▶ INFORMATION PROVIDED
** begin **

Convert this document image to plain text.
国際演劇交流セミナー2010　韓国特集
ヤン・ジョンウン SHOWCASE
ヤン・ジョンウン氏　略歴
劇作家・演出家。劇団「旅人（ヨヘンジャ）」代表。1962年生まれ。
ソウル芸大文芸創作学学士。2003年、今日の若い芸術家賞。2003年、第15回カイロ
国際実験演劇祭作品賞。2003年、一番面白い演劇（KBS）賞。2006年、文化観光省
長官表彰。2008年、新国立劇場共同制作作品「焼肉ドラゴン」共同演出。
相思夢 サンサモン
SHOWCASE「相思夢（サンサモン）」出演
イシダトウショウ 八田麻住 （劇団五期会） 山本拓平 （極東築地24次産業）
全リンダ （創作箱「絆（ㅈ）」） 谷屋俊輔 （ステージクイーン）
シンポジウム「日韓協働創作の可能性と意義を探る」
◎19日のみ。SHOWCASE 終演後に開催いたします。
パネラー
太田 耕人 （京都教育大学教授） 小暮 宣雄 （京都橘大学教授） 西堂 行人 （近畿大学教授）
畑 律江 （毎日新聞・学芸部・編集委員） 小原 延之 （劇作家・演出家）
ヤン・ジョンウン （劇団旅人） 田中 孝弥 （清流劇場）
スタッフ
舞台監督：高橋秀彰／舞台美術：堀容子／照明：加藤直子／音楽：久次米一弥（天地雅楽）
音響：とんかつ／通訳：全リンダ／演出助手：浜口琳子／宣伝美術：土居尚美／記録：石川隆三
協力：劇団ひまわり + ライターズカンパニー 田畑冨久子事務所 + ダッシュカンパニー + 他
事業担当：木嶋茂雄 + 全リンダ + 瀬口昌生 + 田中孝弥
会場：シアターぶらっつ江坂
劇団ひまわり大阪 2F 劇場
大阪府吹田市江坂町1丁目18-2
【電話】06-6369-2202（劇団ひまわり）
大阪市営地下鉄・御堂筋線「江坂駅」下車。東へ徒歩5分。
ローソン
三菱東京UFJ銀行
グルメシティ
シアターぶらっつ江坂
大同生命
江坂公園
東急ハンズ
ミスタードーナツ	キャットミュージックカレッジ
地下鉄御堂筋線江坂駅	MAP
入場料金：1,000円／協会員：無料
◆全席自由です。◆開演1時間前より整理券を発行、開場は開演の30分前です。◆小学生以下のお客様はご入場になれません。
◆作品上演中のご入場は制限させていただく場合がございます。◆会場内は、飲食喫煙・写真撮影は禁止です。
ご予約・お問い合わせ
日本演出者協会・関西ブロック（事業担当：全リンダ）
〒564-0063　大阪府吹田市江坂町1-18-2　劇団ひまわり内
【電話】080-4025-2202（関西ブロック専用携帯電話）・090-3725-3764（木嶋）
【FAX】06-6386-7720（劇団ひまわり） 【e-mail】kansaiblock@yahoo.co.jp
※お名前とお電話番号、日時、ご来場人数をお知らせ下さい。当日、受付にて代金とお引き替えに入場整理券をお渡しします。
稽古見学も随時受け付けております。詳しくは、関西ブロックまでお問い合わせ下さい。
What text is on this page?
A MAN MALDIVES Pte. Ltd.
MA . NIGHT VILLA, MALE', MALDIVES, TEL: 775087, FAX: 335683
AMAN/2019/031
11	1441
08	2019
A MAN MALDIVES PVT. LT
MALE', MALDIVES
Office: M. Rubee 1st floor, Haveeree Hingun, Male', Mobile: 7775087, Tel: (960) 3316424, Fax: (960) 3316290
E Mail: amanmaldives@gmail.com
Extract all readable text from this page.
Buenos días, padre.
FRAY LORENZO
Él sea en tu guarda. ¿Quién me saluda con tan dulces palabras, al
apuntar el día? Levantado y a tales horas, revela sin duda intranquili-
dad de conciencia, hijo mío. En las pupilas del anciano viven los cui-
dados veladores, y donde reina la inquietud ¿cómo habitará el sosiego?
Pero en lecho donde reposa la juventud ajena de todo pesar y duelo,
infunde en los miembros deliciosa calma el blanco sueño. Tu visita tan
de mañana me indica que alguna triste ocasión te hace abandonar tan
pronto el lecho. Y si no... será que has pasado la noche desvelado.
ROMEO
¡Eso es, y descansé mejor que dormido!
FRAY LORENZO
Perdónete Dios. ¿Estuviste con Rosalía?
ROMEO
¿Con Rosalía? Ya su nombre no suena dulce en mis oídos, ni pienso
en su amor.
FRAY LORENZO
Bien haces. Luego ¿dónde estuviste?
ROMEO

** end **

▶ REQUIRED TASK
Reproduce every record above exactly as it appears.

▶ SOLVED PROBLEM
Convert this document image to plain text.
国際演劇交流セミナー2010　韓国特集
ヤン・ジョンウン SHOWCASE
ヤン・ジョンウン氏　略歴
劇作家・演出家。劇団「旅人（ヨヘンジャ）」代表。1962年生まれ。
ソウル芸大文芸創作学学士。2003年、今日の若い芸術家賞。2003年、第15回カイロ
国際実験演劇祭作品賞。2003年、一番面白い演劇（KBS）賞。2006年、文化観光省
長官表彰。2008年、新国立劇場共同制作作品「焼肉ドラゴン」共同演出。
相思夢 サンサモン
SHOWCASE「相思夢（サンサモン）」出演
イシダトウショウ 八田麻住 （劇団五期会） 山本拓平 （極東築地24次産業）
全リンダ （創作箱「絆（ㅈ）」） 谷屋俊輔 （ステージクイーン）
シンポジウム「日韓協働創作の可能性と意義を探る」
◎19日のみ。SHOWCASE 終演後に開催いたします。
パネラー
太田 耕人 （京都教育大学教授） 小暮 宣雄 （京都橘大学教授） 西堂 行人 （近畿大学教授）
畑 律江 （毎日新聞・学芸部・編集委員） 小原 延之 （劇作家・演出家）
ヤン・ジョンウン （劇団旅人） 田中 孝弥 （清流劇場）
スタッフ
舞台監督：高橋秀彰／舞台美術：堀容子／照明：加藤直子／音楽：久次米一弥（天地雅楽）
音響：とんかつ／通訳：全リンダ／演出助手：浜口琳子／宣伝美術：土居尚美／記録：石川隆三
協力：劇団ひまわり + ライターズカンパニー 田畑冨久子事務所 + ダッシュカンパニー + 他
事業担当：木嶋茂雄 + 全リンダ + 瀬口昌生 + 田中孝弥
会場：シアターぶらっつ江坂
劇団ひまわり大阪 2F 劇場
大阪府吹田市江坂町1丁目18-2
【電話】06-6369-2202（劇団ひまわり）
大阪市営地下鉄・御堂筋線「江坂駅」下車。東へ徒歩5分。
ローソン
三菱東京UFJ銀行
グルメシティ
シアターぶらっつ江坂
大同生命
江坂公園
東急ハンズ
ミスタードーナツ	キャットミュージックカレッジ
地下鉄御堂筋線江坂駅	MAP
入場料金：1,000円／協会員：無料
◆全席自由です。◆開演1時間前より整理券を発行、開場は開演の30分前です。◆小学生以下のお客様はご入場になれません。
◆作品上演中のご入場は制限させていただく場合がございます。◆会場内は、飲食喫煙・写真撮影は禁止です。
ご予約・お問い合わせ
日本演出者協会・関西ブロック（事業担当：全リンダ）
〒564-0063　大阪府吹田市江坂町1-18-2　劇団ひまわり内
【電話】080-4025-2202（関西ブロック専用携帯電話）・090-3725-3764（木嶋）
【FAX】06-6386-7720（劇団ひまわり） 【e-mail】kansaiblock@yahoo.co.jp
※お名前とお電話番号、日時、ご来場人数をお知らせ下さい。当日、受付にて代金とお引き替えに入場整理券をお渡しします。
稽古見学も随時受け付けております。詳しくは、関西ブロックまでお問い合わせ下さい。
What text is on this page?
A MAN MALDIVES Pte. Ltd.
MA . NIGHT VILLA, MALE', MALDIVES, TEL: 775087, FAX: 335683
AMAN/2019/031
11	1441
08	2019
A MAN MALDIVES PVT. LT
MALE', MALDIVES
Office: M. Rubee 1st floor, Haveeree Hingun, Male', Mobile: 7775087, Tel: (960) 3316424, Fax: (960) 3316290
E Mail: amanmaldives@gmail.com
Extract all readable text from this page.
Buenos días, padre.
FRAY LORENZO
Él sea en tu guarda. ¿Quién me saluda con tan dulces palabras, al
apuntar el día? Levantado y a tales horas, revela sin duda intranquili-
dad de conciencia, hijo mío. En las pupilas del anciano viven los cui-
dados veladores, y donde reina la inquietud ¿cómo habitará el sosiego?
Pero en lecho donde reposa la juventud ajena de todo pesar y duelo,
infunde en los miembros deliciosa calma el blanco sueño. Tu visita tan
de mañana me indica que alguna triste ocasión te hace abandonar tan
pronto el lecho. Y si no... será que has pasado la noche desvelado.
ROMEO
¡Eso es, y descansé mejor que dormido!
FRAY LORENZO
Perdónete Dios. ¿Estuviste con Rosalía?
ROMEO
¿Con Rosalía? Ya su nombre no suena dulce en mis oídos, ni pienso
en su amor.
FRAY LORENZO
Bien haces. Luego ¿dónde estuviste?
ROMEO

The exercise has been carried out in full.